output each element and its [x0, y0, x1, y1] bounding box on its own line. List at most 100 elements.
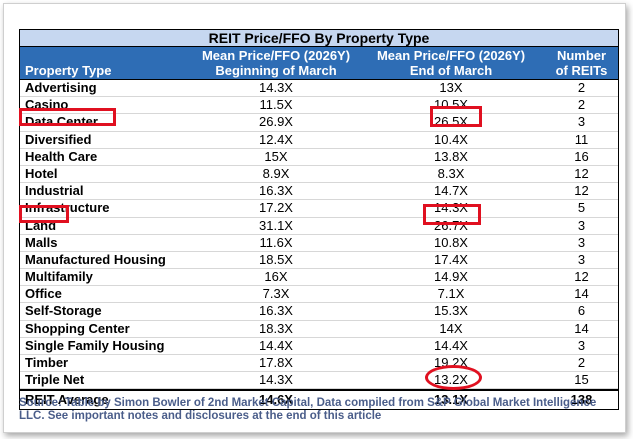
table-row: Land 31.1X 26.7X 3 [20, 218, 618, 235]
property-type-cell: Triple Net [25, 372, 85, 388]
property-type-cell: Industrial [25, 183, 84, 199]
table-row: Industrial 16.3X 14.7X 12 [20, 183, 618, 201]
average-beginning: 14.6X [259, 392, 293, 408]
table-title: REIT Price/FFO By Property Type [20, 30, 618, 47]
property-type-cell: Hotel [25, 165, 58, 181]
average-end: 13.1X [434, 392, 468, 408]
property-type-cell: Health Care [25, 148, 98, 164]
property-type-cell: Shopping Center [25, 320, 130, 336]
table-row: Advertising 14.3X 13X 2 [20, 80, 618, 98]
header-number-of-reits: Number of REITs [545, 47, 618, 79]
number-of-reits-cell: 3 [577, 114, 586, 130]
end-of-march-cell: 14.3X [434, 200, 468, 216]
number-of-reits-cell: 2 [577, 355, 586, 370]
beginning-of-march-cell: 16.3X [259, 303, 293, 319]
table-row: Office 7.3X 7.1X 14 [20, 286, 618, 304]
header-line: Mean Price/FFO (2026Y) [201, 48, 351, 63]
header-line: of REITs [555, 63, 608, 78]
number-of-reits-cell: 3 [577, 234, 586, 250]
beginning-of-march-cell: 14.3X [259, 80, 293, 95]
number-of-reits-cell: 2 [577, 80, 586, 95]
end-of-march-cell: 14.9X [434, 269, 468, 285]
header-line: Mean Price/FFO (2026Y) [376, 48, 526, 63]
table-row: Manufactured Housing 18.5X 17.4X 3 [20, 251, 618, 270]
header-row: Property Type Mean Price/FFO (2026Y) Beg… [20, 47, 618, 80]
beginning-of-march-cell: 18.5X [259, 251, 293, 267]
end-of-march-cell: 14X [439, 320, 463, 336]
end-of-march-cell: 7.1X [437, 286, 465, 302]
beginning-of-march-cell: 16X [264, 269, 288, 285]
property-type-cell: Office [25, 286, 62, 302]
average-count: 138 [570, 392, 593, 408]
end-of-march-cell: 14.7X [434, 183, 468, 199]
header-end-of-march: Mean Price/FFO (2026Y) End of March [357, 47, 545, 79]
end-of-march-cell: 10.5X [434, 97, 468, 113]
beginning-of-march-cell: 11.6X [259, 234, 293, 250]
number-of-reits-cell: 14 [574, 286, 589, 302]
table-body: Advertising 14.3X 13X 2 Casino 11.5X 10.5X 2 Dat… [20, 80, 618, 390]
property-type-cell: Timber [25, 355, 69, 370]
property-type-cell: Multifamily [25, 269, 93, 285]
end-of-march-cell: 26.7X [434, 217, 468, 233]
average-label: REIT Average [25, 392, 109, 408]
number-of-reits-cell: 6 [577, 303, 586, 319]
average-row: REIT Average 14.6X 13.1X 138 [20, 389, 618, 409]
end-of-march-cell: 14.4X [434, 337, 468, 353]
header-line: End of March [409, 63, 493, 78]
table-row: Diversified 12.4X 10.4X 11 [20, 132, 618, 149]
table-row: Shopping Center 18.3X 14X 14 [20, 321, 618, 338]
number-of-reits-cell: 3 [577, 217, 586, 233]
source-note: Source: Table by Simon Bowler of 2nd Mar… [19, 397, 597, 422]
table-row: Casino 11.5X 10.5X 2 [20, 97, 618, 115]
number-of-reits-cell: 3 [577, 251, 586, 267]
number-of-reits-cell: 14 [574, 320, 589, 336]
end-of-march-cell: 10.4X [434, 131, 468, 147]
beginning-of-march-cell: 16.3X [259, 183, 293, 199]
property-type-cell: Land [25, 217, 57, 233]
reit-table: REIT Price/FFO By Property Type Property… [19, 29, 619, 411]
beginning-of-march-cell: 17.8X [259, 355, 293, 370]
beginning-of-march-cell: 12.4X [259, 131, 293, 147]
table-row: Hotel 8.9X 8.3X 12 [20, 165, 618, 184]
table-row: Multifamily 16X 14.9X 12 [20, 269, 618, 287]
beginning-of-march-cell: 8.9X [262, 165, 290, 181]
table-row: Single Family Housing 14.4X 14.4X 3 [20, 338, 618, 355]
beginning-of-march-cell: 17.2X [259, 200, 293, 216]
beginning-of-march-cell: 11.5X [259, 97, 293, 113]
end-of-march-cell: 26.5X [434, 114, 468, 130]
property-type-cell: Casino [25, 97, 69, 113]
table-row: Infrastructure 17.2X 14.3X 5 [20, 200, 618, 218]
table-row: Malls 11.6X 10.8X 3 [20, 235, 618, 252]
property-type-cell: Advertising [25, 80, 97, 95]
end-of-march-cell: 10.8X [434, 234, 468, 250]
beginning-of-march-cell: 7.3X [262, 286, 290, 302]
end-of-march-cell: 13.2X [434, 372, 468, 388]
end-of-march-cell: 13.8X [434, 148, 468, 164]
table-row: Health Care 15X 13.8X 16 [20, 149, 618, 166]
property-type-cell: Malls [25, 234, 58, 250]
table-row: Triple Net 14.3X 13.2X 15 [20, 372, 618, 390]
property-type-cell: Self-Storage [25, 303, 102, 319]
property-type-cell: Data Center [25, 114, 98, 130]
number-of-reits-cell: 11 [574, 131, 589, 147]
beginning-of-march-cell: 14.4X [259, 337, 293, 353]
number-of-reits-cell: 12 [574, 165, 589, 181]
number-of-reits-cell: 15 [574, 372, 589, 388]
header-line: Beginning of March [215, 63, 337, 78]
number-of-reits-cell: 2 [577, 97, 586, 113]
number-of-reits-cell: 12 [574, 269, 589, 285]
beginning-of-march-cell: 14.3X [259, 372, 293, 388]
beginning-of-march-cell: 31.1X [259, 217, 293, 233]
number-of-reits-cell: 12 [574, 183, 589, 199]
number-of-reits-cell: 16 [574, 148, 589, 164]
number-of-reits-cell: 3 [577, 337, 586, 353]
number-of-reits-cell: 5 [577, 200, 586, 216]
property-type-cell: Infrastructure [25, 200, 110, 216]
header-beginning-of-march: Mean Price/FFO (2026Y) Beginning of Marc… [195, 47, 357, 79]
property-type-cell: Diversified [25, 131, 92, 147]
header-property-type: Property Type [20, 47, 195, 79]
beginning-of-march-cell: 26.9X [259, 114, 293, 130]
end-of-march-cell: 15.3X [434, 303, 468, 319]
end-of-march-cell: 17.4X [434, 251, 468, 267]
property-type-cell: Manufactured Housing [25, 251, 166, 267]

STATED EXERCISE: Retype the whole listing above line for line, without altering a character, and leave the picture out of your copy.

RESULT FOR THIS TASK:
output each element and its [x0, y0, x1, y1] bounding box on its own line. List at most 100 elements.
table-row: Land 31.1X 26.7X 3 [20, 218, 618, 235]
property-type-cell: Triple Net [25, 372, 85, 388]
property-type-cell: Industrial [25, 183, 84, 199]
table-row: Industrial 16.3X 14.7X 12 [20, 183, 618, 201]
average-beginning: 14.6X [259, 392, 293, 408]
table-title: REIT Price/FFO By Property Type [20, 30, 618, 47]
property-type-cell: Hotel [25, 165, 58, 181]
average-end: 13.1X [434, 392, 468, 408]
property-type-cell: Health Care [25, 148, 98, 164]
property-type-cell: Shopping Center [25, 320, 130, 336]
table-row: Advertising 14.3X 13X 2 [20, 80, 618, 98]
header-number-of-reits: Number of REITs [545, 47, 618, 79]
number-of-reits-cell: 3 [577, 114, 586, 130]
end-of-march-cell: 14.3X [434, 200, 468, 216]
number-of-reits-cell: 2 [577, 355, 586, 370]
beginning-of-march-cell: 16.3X [259, 303, 293, 319]
table-row: Office 7.3X 7.1X 14 [20, 286, 618, 304]
header-line: Mean Price/FFO (2026Y) [201, 48, 351, 63]
header-line: of REITs [555, 63, 608, 78]
number-of-reits-cell: 3 [577, 234, 586, 250]
beginning-of-march-cell: 14.3X [259, 80, 293, 95]
number-of-reits-cell: 2 [577, 80, 586, 95]
end-of-march-cell: 14.9X [434, 269, 468, 285]
header-line: Mean Price/FFO (2026Y) [376, 48, 526, 63]
table-row: Manufactured Housing 18.5X 17.4X 3 [20, 251, 618, 270]
header-row: Property Type Mean Price/FFO (2026Y) Beg… [20, 47, 618, 80]
beginning-of-march-cell: 18.5X [259, 251, 293, 267]
end-of-march-cell: 14X [439, 320, 463, 336]
end-of-march-cell: 7.1X [437, 286, 465, 302]
beginning-of-march-cell: 16X [264, 269, 288, 285]
property-type-cell: Office [25, 286, 62, 302]
average-count: 138 [570, 392, 593, 408]
end-of-march-cell: 14.7X [434, 183, 468, 199]
header-end-of-march: Mean Price/FFO (2026Y) End of March [357, 47, 545, 79]
end-of-march-cell: 10.5X [434, 97, 468, 113]
beginning-of-march-cell: 11.6X [259, 234, 293, 250]
number-of-reits-cell: 14 [574, 286, 589, 302]
table-body: Advertising 14.3X 13X 2 Casino 11.5X 10.5X 2 Dat… [20, 80, 618, 390]
property-type-cell: Timber [25, 355, 69, 370]
property-type-cell: Multifamily [25, 269, 93, 285]
end-of-march-cell: 26.7X [434, 217, 468, 233]
average-label: REIT Average [25, 392, 109, 408]
number-of-reits-cell: 6 [577, 303, 586, 319]
average-row: REIT Average 14.6X 13.1X 138 [20, 389, 618, 409]
end-of-march-cell: 14.4X [434, 337, 468, 353]
header-line: End of March [409, 63, 493, 78]
table-row: Diversified 12.4X 10.4X 11 [20, 132, 618, 149]
table-row: Shopping Center 18.3X 14X 14 [20, 321, 618, 338]
number-of-reits-cell: 3 [577, 217, 586, 233]
source-note: Source: Table by Simon Bowler of 2nd Mar… [19, 397, 597, 422]
table-row: Casino 11.5X 10.5X 2 [20, 97, 618, 115]
number-of-reits-cell: 3 [577, 251, 586, 267]
number-of-reits-cell: 14 [574, 320, 589, 336]
end-of-march-cell: 10.4X [434, 131, 468, 147]
beginning-of-march-cell: 16.3X [259, 183, 293, 199]
property-type-cell: Land [25, 217, 57, 233]
reit-table: REIT Price/FFO By Property Type Property… [19, 29, 619, 411]
beginning-of-march-cell: 17.8X [259, 355, 293, 370]
beginning-of-march-cell: 12.4X [259, 131, 293, 147]
table-row: Hotel 8.9X 8.3X 12 [20, 165, 618, 184]
table-row: Multifamily 16X 14.9X 12 [20, 269, 618, 287]
beginning-of-march-cell: 8.9X [262, 165, 290, 181]
table-row: Single Family Housing 14.4X 14.4X 3 [20, 338, 618, 355]
beginning-of-march-cell: 17.2X [259, 200, 293, 216]
beginning-of-march-cell: 11.5X [259, 97, 293, 113]
end-of-march-cell: 26.5X [434, 114, 468, 130]
property-type-cell: Casino [25, 97, 69, 113]
table-row: Infrastructure 17.2X 14.3X 5 [20, 200, 618, 218]
table-row: Malls 11.6X 10.8X 3 [20, 235, 618, 252]
property-type-cell: Advertising [25, 80, 97, 95]
end-of-march-cell: 10.8X [434, 234, 468, 250]
beginning-of-march-cell: 7.3X [262, 286, 290, 302]
end-of-march-cell: 13.2X [434, 372, 468, 388]
end-of-march-cell: 13.8X [434, 148, 468, 164]
table-row: Health Care 15X 13.8X 16 [20, 149, 618, 166]
property-type-cell: Malls [25, 234, 58, 250]
table-row: Triple Net 14.3X 13.2X 15 [20, 372, 618, 390]
property-type-cell: Self-Storage [25, 303, 102, 319]
property-type-cell: Data Center [25, 114, 98, 130]
number-of-reits-cell: 11 [574, 131, 589, 147]
beginning-of-march-cell: 14.4X [259, 337, 293, 353]
number-of-reits-cell: 12 [574, 165, 589, 181]
number-of-reits-cell: 15 [574, 372, 589, 388]
header-line: Beginning of March [215, 63, 337, 78]
number-of-reits-cell: 2 [577, 97, 586, 113]
number-of-reits-cell: 12 [574, 269, 589, 285]
beginning-of-march-cell: 14.3X [259, 372, 293, 388]
beginning-of-march-cell: 31.1X [259, 217, 293, 233]
number-of-reits-cell: 12 [574, 183, 589, 199]
number-of-reits-cell: 16 [574, 148, 589, 164]
number-of-reits-cell: 3 [577, 337, 586, 353]
number-of-reits-cell: 5 [577, 200, 586, 216]
property-type-cell: Infrastructure [25, 200, 110, 216]
header-beginning-of-march: Mean Price/FFO (2026Y) Beginning of Marc… [195, 47, 357, 79]
property-type-cell: Diversified [25, 131, 92, 147]
header-property-type: Property Type [20, 47, 195, 79]
beginning-of-march-cell: 26.9X [259, 114, 293, 130]
end-of-march-cell: 15.3X [434, 303, 468, 319]
end-of-march-cell: 17.4X [434, 251, 468, 267]
property-type-cell: Manufactured Housing [25, 251, 166, 267]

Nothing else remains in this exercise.